PROBLEM REQUIREMENTS
For each line that holds "this", copy the line out.

** Begin **

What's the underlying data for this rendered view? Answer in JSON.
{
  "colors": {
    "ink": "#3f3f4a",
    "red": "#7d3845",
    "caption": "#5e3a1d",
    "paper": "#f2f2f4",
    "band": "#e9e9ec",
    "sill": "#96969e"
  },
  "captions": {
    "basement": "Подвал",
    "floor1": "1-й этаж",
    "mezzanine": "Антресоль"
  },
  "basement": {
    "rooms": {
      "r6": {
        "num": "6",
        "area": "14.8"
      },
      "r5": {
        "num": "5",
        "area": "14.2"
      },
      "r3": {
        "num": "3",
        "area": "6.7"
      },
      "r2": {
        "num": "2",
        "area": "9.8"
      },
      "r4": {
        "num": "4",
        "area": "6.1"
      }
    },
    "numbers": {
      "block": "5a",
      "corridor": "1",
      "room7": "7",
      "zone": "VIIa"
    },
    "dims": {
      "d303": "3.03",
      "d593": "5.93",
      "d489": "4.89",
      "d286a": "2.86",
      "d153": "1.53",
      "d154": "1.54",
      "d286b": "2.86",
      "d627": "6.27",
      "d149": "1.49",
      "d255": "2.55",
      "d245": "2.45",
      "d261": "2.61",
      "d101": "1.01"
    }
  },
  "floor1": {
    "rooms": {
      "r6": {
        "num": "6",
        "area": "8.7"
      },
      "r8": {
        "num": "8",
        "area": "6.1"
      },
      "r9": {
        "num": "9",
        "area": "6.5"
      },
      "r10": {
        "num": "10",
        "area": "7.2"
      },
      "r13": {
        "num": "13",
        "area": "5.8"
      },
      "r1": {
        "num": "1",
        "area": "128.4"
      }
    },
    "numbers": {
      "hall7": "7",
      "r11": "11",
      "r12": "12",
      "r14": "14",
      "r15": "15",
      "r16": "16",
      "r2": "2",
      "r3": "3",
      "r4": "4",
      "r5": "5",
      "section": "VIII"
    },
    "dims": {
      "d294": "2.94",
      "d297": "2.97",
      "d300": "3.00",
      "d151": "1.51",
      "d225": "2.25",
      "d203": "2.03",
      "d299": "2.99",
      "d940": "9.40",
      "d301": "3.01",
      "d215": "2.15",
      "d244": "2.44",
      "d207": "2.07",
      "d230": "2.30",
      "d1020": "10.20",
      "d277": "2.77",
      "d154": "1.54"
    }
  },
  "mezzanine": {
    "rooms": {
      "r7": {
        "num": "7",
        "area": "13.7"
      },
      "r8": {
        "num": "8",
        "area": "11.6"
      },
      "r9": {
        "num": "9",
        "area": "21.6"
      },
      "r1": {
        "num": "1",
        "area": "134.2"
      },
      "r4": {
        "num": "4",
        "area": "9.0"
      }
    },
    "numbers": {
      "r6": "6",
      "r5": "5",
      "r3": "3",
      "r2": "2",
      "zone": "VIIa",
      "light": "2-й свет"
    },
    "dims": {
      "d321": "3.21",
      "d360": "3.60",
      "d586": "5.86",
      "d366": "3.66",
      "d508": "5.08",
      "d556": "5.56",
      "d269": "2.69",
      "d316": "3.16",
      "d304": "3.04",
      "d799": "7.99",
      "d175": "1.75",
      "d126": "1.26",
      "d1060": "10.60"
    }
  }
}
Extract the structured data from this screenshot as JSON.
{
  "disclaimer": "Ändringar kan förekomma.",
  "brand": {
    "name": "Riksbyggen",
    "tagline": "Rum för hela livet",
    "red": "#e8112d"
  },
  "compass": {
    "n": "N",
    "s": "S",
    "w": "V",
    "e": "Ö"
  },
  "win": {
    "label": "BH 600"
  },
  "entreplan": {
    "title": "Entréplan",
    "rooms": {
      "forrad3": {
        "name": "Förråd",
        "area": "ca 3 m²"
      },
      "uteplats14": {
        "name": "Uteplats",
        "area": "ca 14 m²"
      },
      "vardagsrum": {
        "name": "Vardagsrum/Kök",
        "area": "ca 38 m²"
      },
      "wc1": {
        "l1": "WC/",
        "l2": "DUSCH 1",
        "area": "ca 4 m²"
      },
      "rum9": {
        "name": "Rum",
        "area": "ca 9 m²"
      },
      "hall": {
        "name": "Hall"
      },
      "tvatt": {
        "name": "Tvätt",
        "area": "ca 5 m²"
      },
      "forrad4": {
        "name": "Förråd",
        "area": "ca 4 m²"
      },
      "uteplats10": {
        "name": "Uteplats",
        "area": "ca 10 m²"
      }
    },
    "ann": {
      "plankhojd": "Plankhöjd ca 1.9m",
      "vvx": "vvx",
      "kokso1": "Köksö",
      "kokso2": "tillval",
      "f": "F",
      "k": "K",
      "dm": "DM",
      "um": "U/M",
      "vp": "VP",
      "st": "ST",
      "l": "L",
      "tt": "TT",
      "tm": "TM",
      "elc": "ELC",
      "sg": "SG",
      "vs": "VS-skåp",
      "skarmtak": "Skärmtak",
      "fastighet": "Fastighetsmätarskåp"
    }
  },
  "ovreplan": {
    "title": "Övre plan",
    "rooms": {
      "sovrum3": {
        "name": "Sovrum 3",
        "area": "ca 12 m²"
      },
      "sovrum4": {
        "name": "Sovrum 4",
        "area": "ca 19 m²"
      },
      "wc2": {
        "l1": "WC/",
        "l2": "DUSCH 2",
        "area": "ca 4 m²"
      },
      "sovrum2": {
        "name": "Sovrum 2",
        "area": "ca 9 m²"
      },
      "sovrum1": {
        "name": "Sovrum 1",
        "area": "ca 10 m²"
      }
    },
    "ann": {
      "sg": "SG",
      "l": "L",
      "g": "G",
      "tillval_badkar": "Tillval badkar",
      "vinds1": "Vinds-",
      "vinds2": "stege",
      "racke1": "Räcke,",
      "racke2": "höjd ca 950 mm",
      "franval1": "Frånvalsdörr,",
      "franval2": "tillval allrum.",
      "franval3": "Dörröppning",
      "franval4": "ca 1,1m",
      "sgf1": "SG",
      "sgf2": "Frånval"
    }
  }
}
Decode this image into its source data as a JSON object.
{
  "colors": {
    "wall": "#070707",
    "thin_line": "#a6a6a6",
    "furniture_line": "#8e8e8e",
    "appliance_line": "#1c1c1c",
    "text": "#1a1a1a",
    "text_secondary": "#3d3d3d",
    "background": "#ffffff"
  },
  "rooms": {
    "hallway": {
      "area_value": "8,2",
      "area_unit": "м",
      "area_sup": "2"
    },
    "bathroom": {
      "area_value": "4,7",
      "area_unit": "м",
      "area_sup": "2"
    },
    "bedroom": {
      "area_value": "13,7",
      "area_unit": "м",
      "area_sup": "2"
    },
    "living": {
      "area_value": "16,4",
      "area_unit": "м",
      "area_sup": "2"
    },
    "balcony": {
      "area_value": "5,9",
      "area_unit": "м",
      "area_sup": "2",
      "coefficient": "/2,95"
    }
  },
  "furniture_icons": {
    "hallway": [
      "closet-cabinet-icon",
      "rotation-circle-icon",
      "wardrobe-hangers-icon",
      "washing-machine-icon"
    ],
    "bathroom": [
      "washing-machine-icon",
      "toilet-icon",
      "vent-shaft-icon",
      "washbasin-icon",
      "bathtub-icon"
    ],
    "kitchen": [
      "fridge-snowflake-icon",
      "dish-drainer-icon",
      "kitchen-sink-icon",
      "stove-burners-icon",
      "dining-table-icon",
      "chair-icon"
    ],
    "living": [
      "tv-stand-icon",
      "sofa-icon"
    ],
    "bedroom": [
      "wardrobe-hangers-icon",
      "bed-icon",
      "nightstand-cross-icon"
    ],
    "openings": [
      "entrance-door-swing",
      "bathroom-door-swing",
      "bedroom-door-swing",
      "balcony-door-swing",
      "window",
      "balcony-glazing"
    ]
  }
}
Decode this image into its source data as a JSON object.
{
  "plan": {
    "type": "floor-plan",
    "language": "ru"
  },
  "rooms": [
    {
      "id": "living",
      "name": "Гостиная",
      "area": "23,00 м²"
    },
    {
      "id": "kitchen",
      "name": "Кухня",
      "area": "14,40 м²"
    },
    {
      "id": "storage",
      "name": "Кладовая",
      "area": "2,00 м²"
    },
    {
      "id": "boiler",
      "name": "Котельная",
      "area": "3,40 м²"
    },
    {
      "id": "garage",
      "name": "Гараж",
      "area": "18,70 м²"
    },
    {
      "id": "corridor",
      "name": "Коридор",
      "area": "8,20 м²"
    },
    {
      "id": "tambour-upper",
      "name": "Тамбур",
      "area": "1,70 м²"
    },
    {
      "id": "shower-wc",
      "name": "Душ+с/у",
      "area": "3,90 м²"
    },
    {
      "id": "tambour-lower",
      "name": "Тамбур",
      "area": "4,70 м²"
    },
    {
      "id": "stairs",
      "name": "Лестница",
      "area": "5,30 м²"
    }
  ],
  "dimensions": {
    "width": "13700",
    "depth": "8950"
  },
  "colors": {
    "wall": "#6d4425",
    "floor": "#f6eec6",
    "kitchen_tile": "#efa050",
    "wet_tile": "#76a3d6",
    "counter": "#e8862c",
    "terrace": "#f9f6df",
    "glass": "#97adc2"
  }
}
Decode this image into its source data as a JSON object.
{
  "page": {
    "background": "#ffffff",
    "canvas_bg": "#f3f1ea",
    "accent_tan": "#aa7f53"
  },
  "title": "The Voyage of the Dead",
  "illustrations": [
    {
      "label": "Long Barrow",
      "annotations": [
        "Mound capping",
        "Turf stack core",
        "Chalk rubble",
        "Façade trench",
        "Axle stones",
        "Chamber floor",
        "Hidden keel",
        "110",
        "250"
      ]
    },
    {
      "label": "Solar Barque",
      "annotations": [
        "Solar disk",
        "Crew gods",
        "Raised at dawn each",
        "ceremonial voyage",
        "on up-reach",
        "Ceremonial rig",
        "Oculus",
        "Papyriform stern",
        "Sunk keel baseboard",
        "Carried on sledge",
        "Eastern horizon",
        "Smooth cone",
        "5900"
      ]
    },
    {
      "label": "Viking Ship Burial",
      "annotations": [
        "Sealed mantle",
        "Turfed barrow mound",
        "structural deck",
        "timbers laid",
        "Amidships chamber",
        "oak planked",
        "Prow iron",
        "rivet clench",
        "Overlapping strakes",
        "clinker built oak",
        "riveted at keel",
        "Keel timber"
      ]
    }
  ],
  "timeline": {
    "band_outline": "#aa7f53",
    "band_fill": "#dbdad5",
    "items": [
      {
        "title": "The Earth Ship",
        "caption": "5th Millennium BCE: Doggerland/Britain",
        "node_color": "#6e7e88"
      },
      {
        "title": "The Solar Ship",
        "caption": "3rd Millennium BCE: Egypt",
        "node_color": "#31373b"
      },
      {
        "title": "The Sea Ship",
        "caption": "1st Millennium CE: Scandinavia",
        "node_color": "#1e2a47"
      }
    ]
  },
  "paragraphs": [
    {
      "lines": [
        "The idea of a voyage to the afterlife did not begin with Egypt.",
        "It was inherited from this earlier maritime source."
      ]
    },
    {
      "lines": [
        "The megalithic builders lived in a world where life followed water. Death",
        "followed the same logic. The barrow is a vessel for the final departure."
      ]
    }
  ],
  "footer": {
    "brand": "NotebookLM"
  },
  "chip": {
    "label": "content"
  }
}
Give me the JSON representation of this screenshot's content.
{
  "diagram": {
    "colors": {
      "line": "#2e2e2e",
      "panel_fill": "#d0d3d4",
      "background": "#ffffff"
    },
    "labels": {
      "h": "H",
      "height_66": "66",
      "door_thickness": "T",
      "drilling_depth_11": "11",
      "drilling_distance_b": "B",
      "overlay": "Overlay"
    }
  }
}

** End **

TASK ANSWER
What's the underlying data for this rendered view? Answer in JSON.
Extract the structured data from this screenshot as JSON.
Decode this image into its source data as a JSON object.
Decode this image into its source data as a JSON object.
Decode this image into its source data as a JSON object.
        "It was inherited from this earlier maritime source."
Give me the JSON representation of this screenshot's content.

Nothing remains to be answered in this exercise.